Task statement | For the entries below, report the number of lines where the string "Centre" appears, and only that number.

┌──

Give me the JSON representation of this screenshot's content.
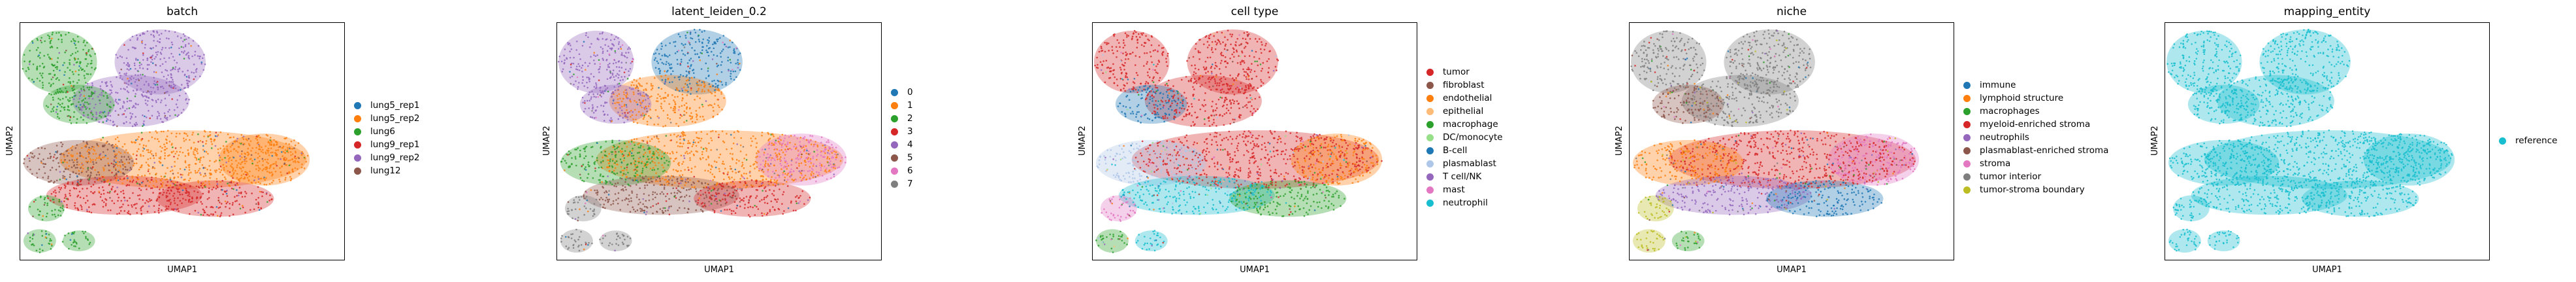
{
  "chart_data": [
    {
      "type": "scatter",
      "title": "batch",
      "xlabel": "UMAP1",
      "ylabel": "UMAP2",
      "legend_placement": "right",
      "grid": false,
      "categories": [
        "lung5_rep1",
        "lung5_rep2",
        "lung6",
        "lung9_rep1",
        "lung9_rep2",
        "lung12"
      ],
      "colors": [
        "#1f77b4",
        "#ff7f0e",
        "#2ca02c",
        "#d62728",
        "#9467bd",
        "#8c564b"
      ]
    },
    {
      "type": "scatter",
      "title": "latent_leiden_0.2",
      "xlabel": "UMAP1",
      "ylabel": "UMAP2",
      "legend_placement": "right",
      "grid": false,
      "categories": [
        "0",
        "1",
        "2",
        "3",
        "4",
        "5",
        "6",
        "7"
      ],
      "colors": [
        "#1f77b4",
        "#ff7f0e",
        "#2ca02c",
        "#d62728",
        "#9467bd",
        "#8c564b",
        "#e377c2",
        "#7f7f7f"
      ]
    },
    {
      "type": "scatter",
      "title": "cell type",
      "xlabel": "UMAP1",
      "ylabel": "UMAP2",
      "legend_placement": "right",
      "grid": false,
      "categories": [
        "tumor",
        "fibroblast",
        "endothelial",
        "epithelial",
        "macrophage",
        "DC/monocyte",
        "B-cell",
        "plasmablast",
        "T cell/NK",
        "mast",
        "neutrophil"
      ],
      "colors": [
        "#d62728",
        "#8c564b",
        "#ff7f0e",
        "#ffbb78",
        "#2ca02c",
        "#98df8a",
        "#1f77b4",
        "#aec7e8",
        "#9467bd",
        "#e377c2",
        "#17becf"
      ]
    },
    {
      "type": "scatter",
      "title": "niche",
      "xlabel": "UMAP1",
      "ylabel": "UMAP2",
      "legend_placement": "right",
      "grid": false,
      "categories": [
        "immune",
        "lymphoid structure",
        "macrophages",
        "myeloid-enriched stroma",
        "neutrophils",
        "plasmablast-enriched stroma",
        "stroma",
        "tumor interior",
        "tumor-stroma boundary"
      ],
      "colors": [
        "#1f77b4",
        "#ff7f0e",
        "#2ca02c",
        "#d62728",
        "#9467bd",
        "#8c564b",
        "#e377c2",
        "#7f7f7f",
        "#bcbd22"
      ]
    },
    {
      "type": "scatter",
      "title": "mapping_entity",
      "xlabel": "UMAP1",
      "ylabel": "UMAP2",
      "legend_placement": "right",
      "grid": false,
      "categories": [
        "reference"
      ],
      "colors": [
        "#17becf"
      ]
    }
  ]
}
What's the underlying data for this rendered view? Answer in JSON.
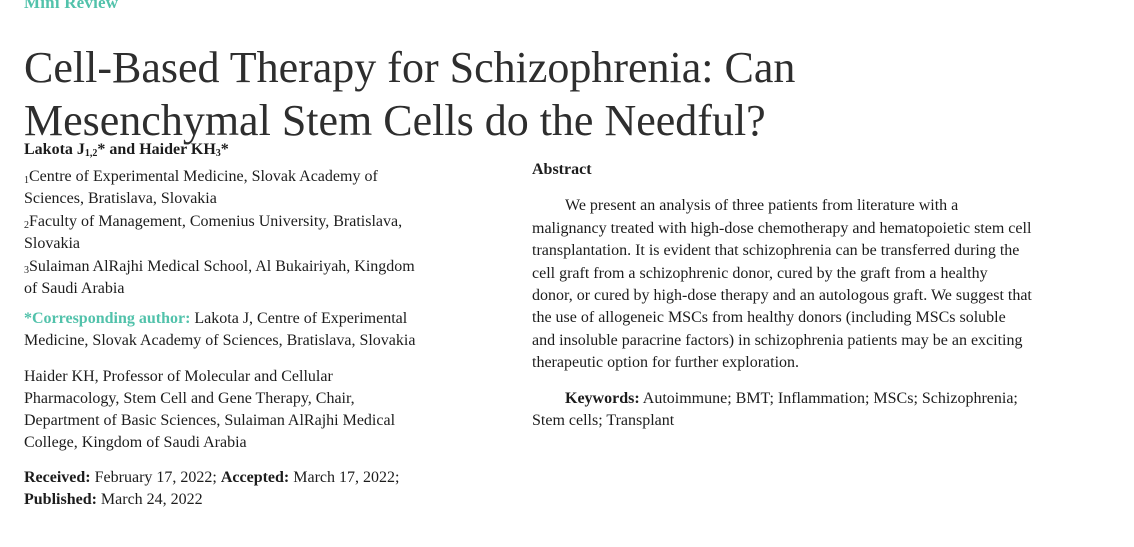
{
  "colors": {
    "accent_teal": "#52c2ab",
    "text": "#1c1c1c",
    "title_text": "#2e2e2e"
  },
  "header": {
    "kicker": "Mini Review",
    "title": "Cell-Based Therapy for Schizophrenia: Can Mesenchymal Stem Cells do the Needful?"
  },
  "authors": {
    "name1": "Lakota J",
    "name1_marker": "1,2",
    "middle": "* and Haider KH",
    "name2_marker": "3",
    "end": "*"
  },
  "affiliations": [
    {
      "marker": "1",
      "text": "Centre of Experimental Medicine, Slovak Academy of Sciences, Bratislava, Slovakia"
    },
    {
      "marker": "2",
      "text": "Faculty of Management, Comenius University, Bratislava, Slovakia"
    },
    {
      "marker": "3",
      "text": "Sulaiman AlRajhi Medical School, Al Bukairiyah, Kingdom of Saudi Arabia"
    }
  ],
  "corresponding": {
    "label": "*Corresponding author:",
    "text": " Lakota J, Centre of Experimental Medicine, Slovak Academy of Sciences, Bratislava, Slovakia"
  },
  "coauthor_note": "Haider KH, Professor of Molecular and Cellular Pharmacology, Stem Cell and Gene Therapy, Chair, Department of Basic Sciences, Sulaiman AlRajhi Medical College, Kingdom of Saudi Arabia",
  "dates": {
    "received_label": "Received:",
    "received_value": " February 17, 2022; ",
    "accepted_label": "Accepted:",
    "accepted_value": " March 17, 2022; ",
    "published_label": "Published:",
    "published_value": " March 24, 2022"
  },
  "abstract": {
    "heading": "Abstract",
    "body": "We present an analysis of three patients from literature with a malignancy treated with high-dose chemotherapy and hematopoietic stem cell transplantation. It is evident that schizophrenia can be transferred during the cell graft from a schizophrenic donor, cured by the graft from a healthy donor, or cured by high-dose therapy and an autologous graft. We suggest that the use of allogeneic MSCs from healthy donors (including MSCs soluble and insoluble paracrine factors) in schizophrenia patients may be an exciting therapeutic option for further exploration.",
    "keywords_label": "Keywords:",
    "keywords_value": " Autoimmune; BMT; Inflammation; MSCs; Schizophrenia; Stem cells; Transplant"
  }
}
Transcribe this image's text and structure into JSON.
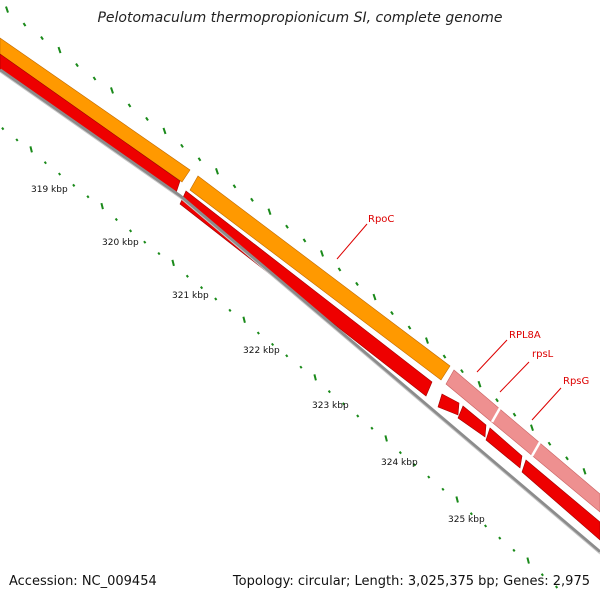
{
  "title": "Pelotomaculum thermopropionicum SI, complete genome",
  "accession": "Accession: NC_009454",
  "summary": "Topology: circular; Length: 3,025,375 bp; Genes: 2,975",
  "colors": {
    "backbone": "#8c8c8c",
    "cds_orange": "#ff9900",
    "cds_red": "#ee0000",
    "cds_pink": "#ee9090",
    "gene_label": "#dd0000",
    "gc_tick": "#1a8a1a"
  },
  "scale_labels": [
    "319 kbp",
    "320 kbp",
    "321 kbp",
    "322 kbp",
    "323 kbp",
    "324 kbp",
    "325 kbp"
  ],
  "genes": [
    {
      "name": "RpoC"
    },
    {
      "name": "RPL8A"
    },
    {
      "name": "rpsL"
    },
    {
      "name": "RpsG"
    }
  ]
}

└──

Answer space | 2